Goal of the exercise: Work through the following lines and count those that hold the word "this". Reply with that number only.

Excerpts from a figure dataset:
_ _ _ _ _

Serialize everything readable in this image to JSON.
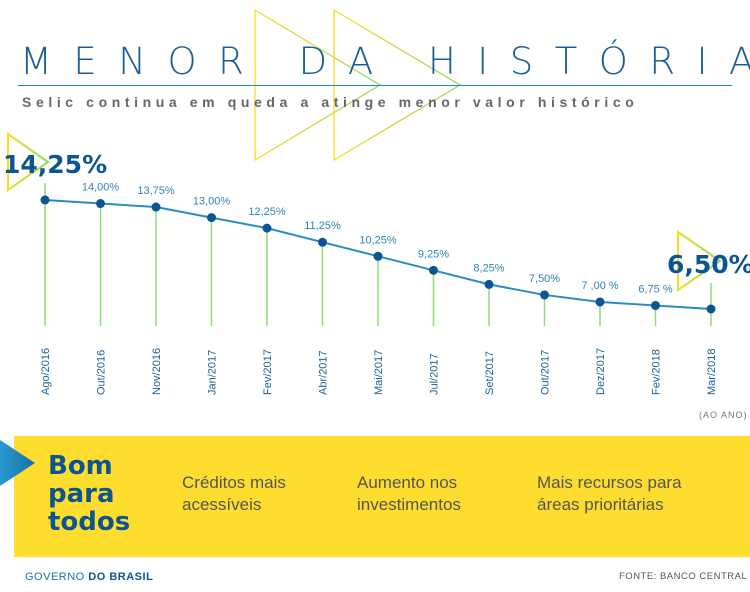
{
  "header": {
    "title": "MENOR DA HISTÓRIA",
    "subtitle": "Selic continua em queda a atinge menor valor histórico"
  },
  "chart_data": {
    "type": "line",
    "title": "MENOR DA HISTÓRIA",
    "categories": [
      "Ago/2016",
      "Out/2016",
      "Nov/2016",
      "Jan/2017",
      "Fev/2017",
      "Abr/2017",
      "Mai/2017",
      "Jul/2017",
      "Set/2017",
      "Out/2017",
      "Dez/2017",
      "Fev/2018",
      "Mar/2018"
    ],
    "values": [
      14.25,
      14.0,
      13.75,
      13.0,
      12.25,
      11.25,
      10.25,
      9.25,
      8.25,
      7.5,
      7.0,
      6.75,
      6.5
    ],
    "data_labels": [
      "14,25%",
      "14,00%",
      "13,75%",
      "13,00%",
      "12,25%",
      "11,25%",
      "10,25%",
      "9,25%",
      "8,25%",
      "7,50%",
      "7 ,00 %",
      "6,75 %",
      "6,50%"
    ],
    "unit_note": "(AO ANO)",
    "ylim": [
      6.5,
      14.25
    ],
    "grid": false,
    "colors": {
      "line": "#2b8cc4",
      "point": "#0d5590",
      "stem": "#8fdc7a",
      "label": "#2b84b8"
    }
  },
  "banner": {
    "headline": [
      "Bom",
      "para",
      "todos"
    ],
    "benefits": [
      [
        "Créditos mais",
        "acessíveis"
      ],
      [
        "Aumento nos",
        "investimentos"
      ],
      [
        "Mais recursos para",
        "áreas prioritárias"
      ]
    ],
    "color": "#fedd2e"
  },
  "footer": {
    "brand_light": "GOVERNO",
    "brand_bold": "DO BRASIL",
    "source": "FONTE: BANCO CENTRAL"
  }
}
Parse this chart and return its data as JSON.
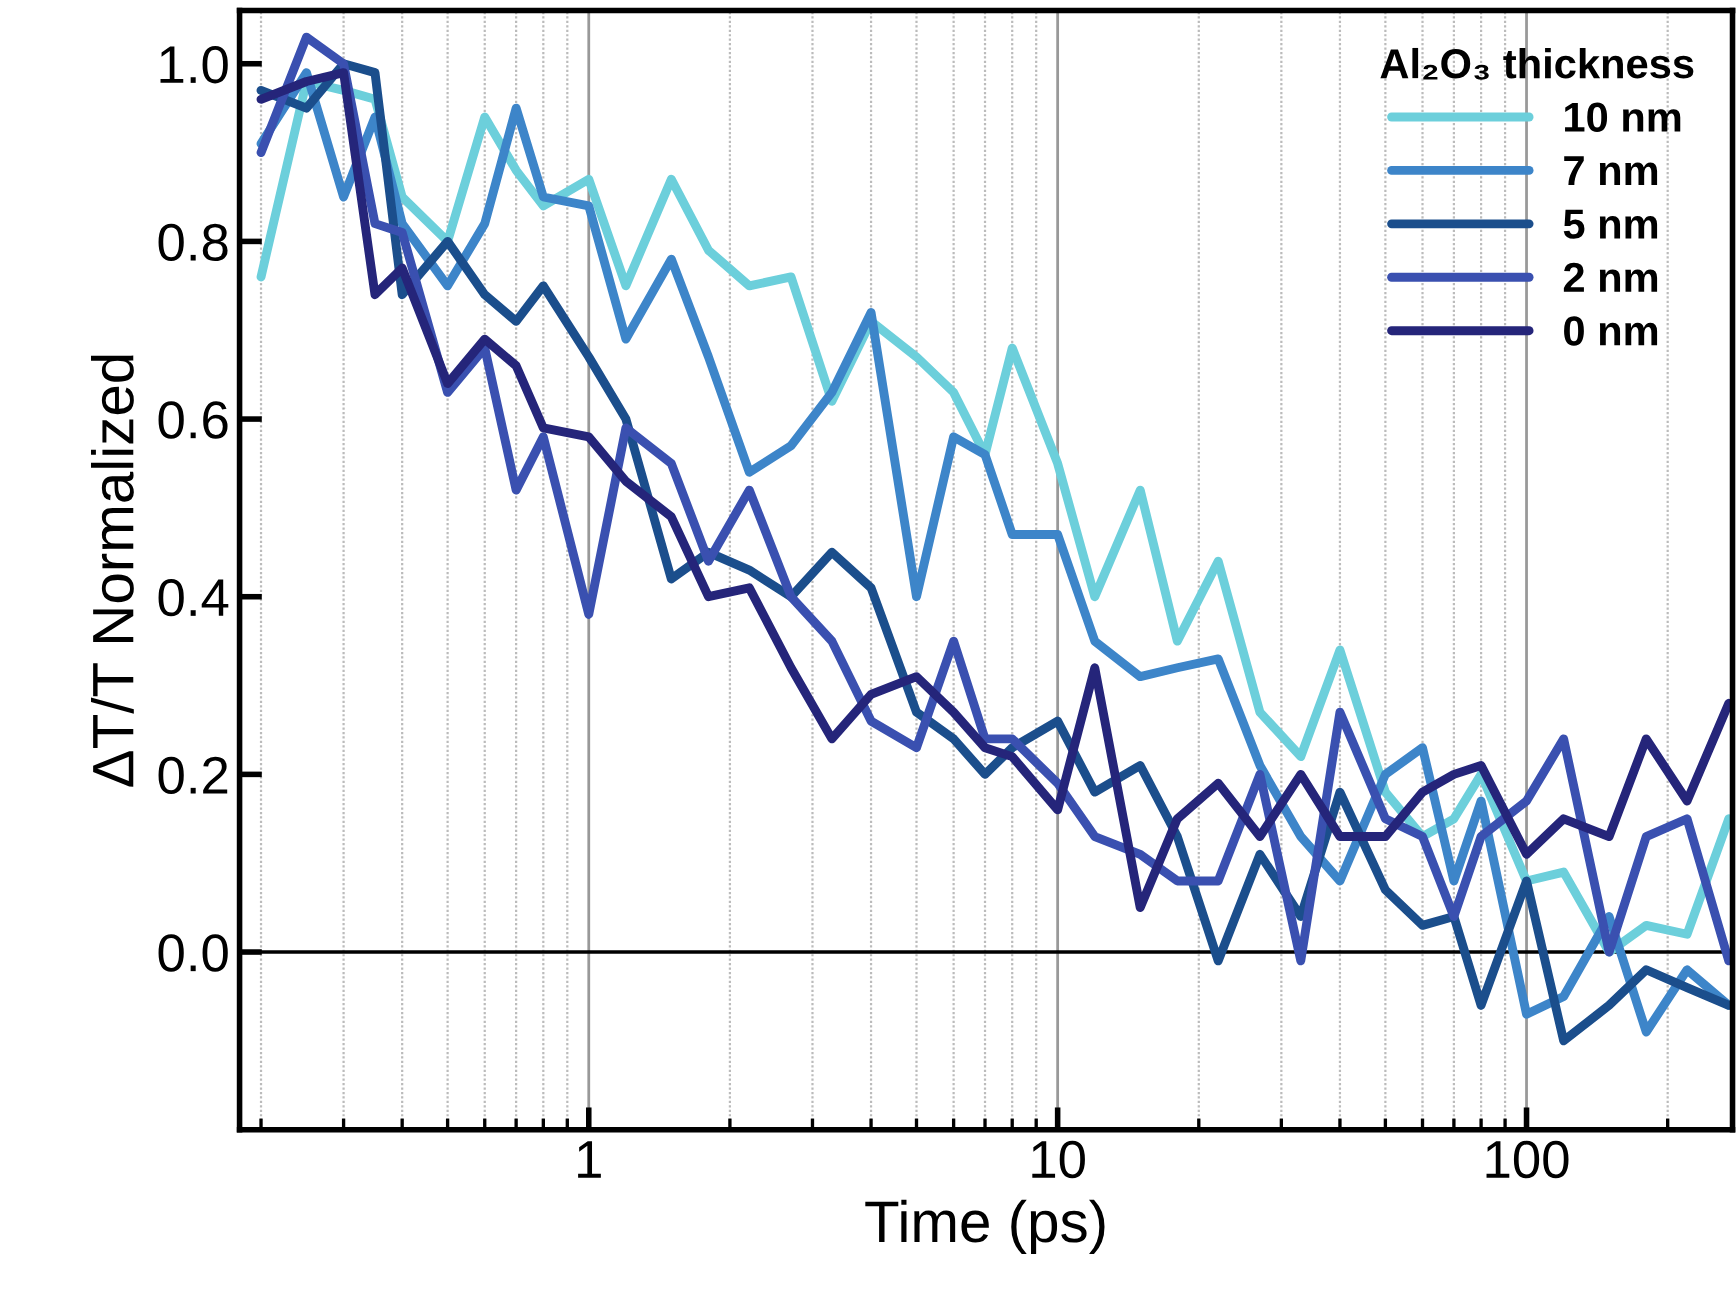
{
  "chart_data": {
    "type": "line",
    "xlabel": "Time (ps)",
    "ylabel": "ΔT/T Normalized",
    "legend_title": "Al₂O₃ thickness",
    "x": [
      0.2,
      0.25,
      0.3,
      0.35,
      0.4,
      0.5,
      0.6,
      0.7,
      0.8,
      1,
      1.2,
      1.5,
      1.8,
      2.2,
      2.7,
      3.3,
      4,
      5,
      6,
      7,
      8,
      10,
      12,
      15,
      18,
      22,
      27,
      33,
      40,
      50,
      60,
      70,
      80,
      100,
      120,
      150,
      180,
      220,
      270
    ],
    "series": [
      {
        "name": "10 nm",
        "color": "#6ccfdb",
        "values": [
          0.76,
          0.98,
          0.97,
          0.96,
          0.85,
          0.8,
          0.94,
          0.88,
          0.84,
          0.87,
          0.75,
          0.87,
          0.79,
          0.75,
          0.76,
          0.62,
          0.71,
          0.67,
          0.63,
          0.56,
          0.68,
          0.55,
          0.4,
          0.52,
          0.35,
          0.44,
          0.27,
          0.22,
          0.34,
          0.18,
          0.13,
          0.15,
          0.2,
          0.08,
          0.09,
          0.0,
          0.03,
          0.02,
          0.15
        ]
      },
      {
        "name": "7 nm",
        "color": "#3d85c9",
        "values": [
          0.91,
          0.99,
          0.85,
          0.94,
          0.82,
          0.75,
          0.82,
          0.95,
          0.85,
          0.84,
          0.69,
          0.78,
          0.67,
          0.54,
          0.57,
          0.63,
          0.72,
          0.4,
          0.58,
          0.56,
          0.47,
          0.47,
          0.35,
          0.31,
          0.32,
          0.33,
          0.21,
          0.13,
          0.08,
          0.2,
          0.23,
          0.08,
          0.17,
          -0.07,
          -0.05,
          0.04,
          -0.09,
          -0.02,
          -0.06
        ]
      },
      {
        "name": "5 nm",
        "color": "#1b4e8c",
        "values": [
          0.97,
          0.95,
          1.0,
          0.99,
          0.74,
          0.8,
          0.74,
          0.71,
          0.75,
          0.67,
          0.6,
          0.42,
          0.45,
          0.43,
          0.4,
          0.45,
          0.41,
          0.27,
          0.24,
          0.2,
          0.23,
          0.26,
          0.18,
          0.21,
          0.13,
          -0.01,
          0.11,
          0.04,
          0.18,
          0.07,
          0.03,
          0.04,
          -0.06,
          0.08,
          -0.1,
          -0.06,
          -0.02,
          -0.04,
          -0.06
        ]
      },
      {
        "name": "2 nm",
        "color": "#3a50b0",
        "values": [
          0.9,
          1.03,
          1.0,
          0.82,
          0.81,
          0.63,
          0.68,
          0.52,
          0.58,
          0.38,
          0.59,
          0.55,
          0.44,
          0.52,
          0.4,
          0.35,
          0.26,
          0.23,
          0.35,
          0.24,
          0.24,
          0.19,
          0.13,
          0.11,
          0.08,
          0.08,
          0.2,
          -0.01,
          0.27,
          0.15,
          0.13,
          0.04,
          0.13,
          0.17,
          0.24,
          0.0,
          0.13,
          0.15,
          -0.01
        ]
      },
      {
        "name": "0 nm",
        "color": "#25257a",
        "values": [
          0.96,
          0.98,
          0.99,
          0.74,
          0.77,
          0.64,
          0.69,
          0.66,
          0.59,
          0.58,
          0.53,
          0.49,
          0.4,
          0.41,
          0.32,
          0.24,
          0.29,
          0.31,
          0.27,
          0.23,
          0.22,
          0.16,
          0.32,
          0.05,
          0.15,
          0.19,
          0.13,
          0.2,
          0.13,
          0.13,
          0.18,
          0.2,
          0.21,
          0.11,
          0.15,
          0.13,
          0.24,
          0.17,
          0.28
        ]
      }
    ],
    "log": "x",
    "xlim": [
      0.18,
      275
    ],
    "xticks": [
      1,
      10,
      100
    ],
    "ylim": [
      -0.2,
      1.06
    ],
    "yticks": [
      {
        "value": 0,
        "label": "0.0"
      },
      {
        "value": 0.2,
        "label": "0.2"
      },
      {
        "value": 0.4,
        "label": "0.4"
      },
      {
        "value": 0.6,
        "label": "0.6"
      },
      {
        "value": 0.8,
        "label": "0.8"
      },
      {
        "value": 1,
        "label": "1.0"
      }
    ],
    "ref_lines": [
      {
        "axis": "y",
        "value": 0,
        "color": "#000000"
      }
    ],
    "grid": "x",
    "legend": "top right",
    "marker": "none",
    "line_style": "solid"
  }
}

_ _ _ _ _

The answer: 2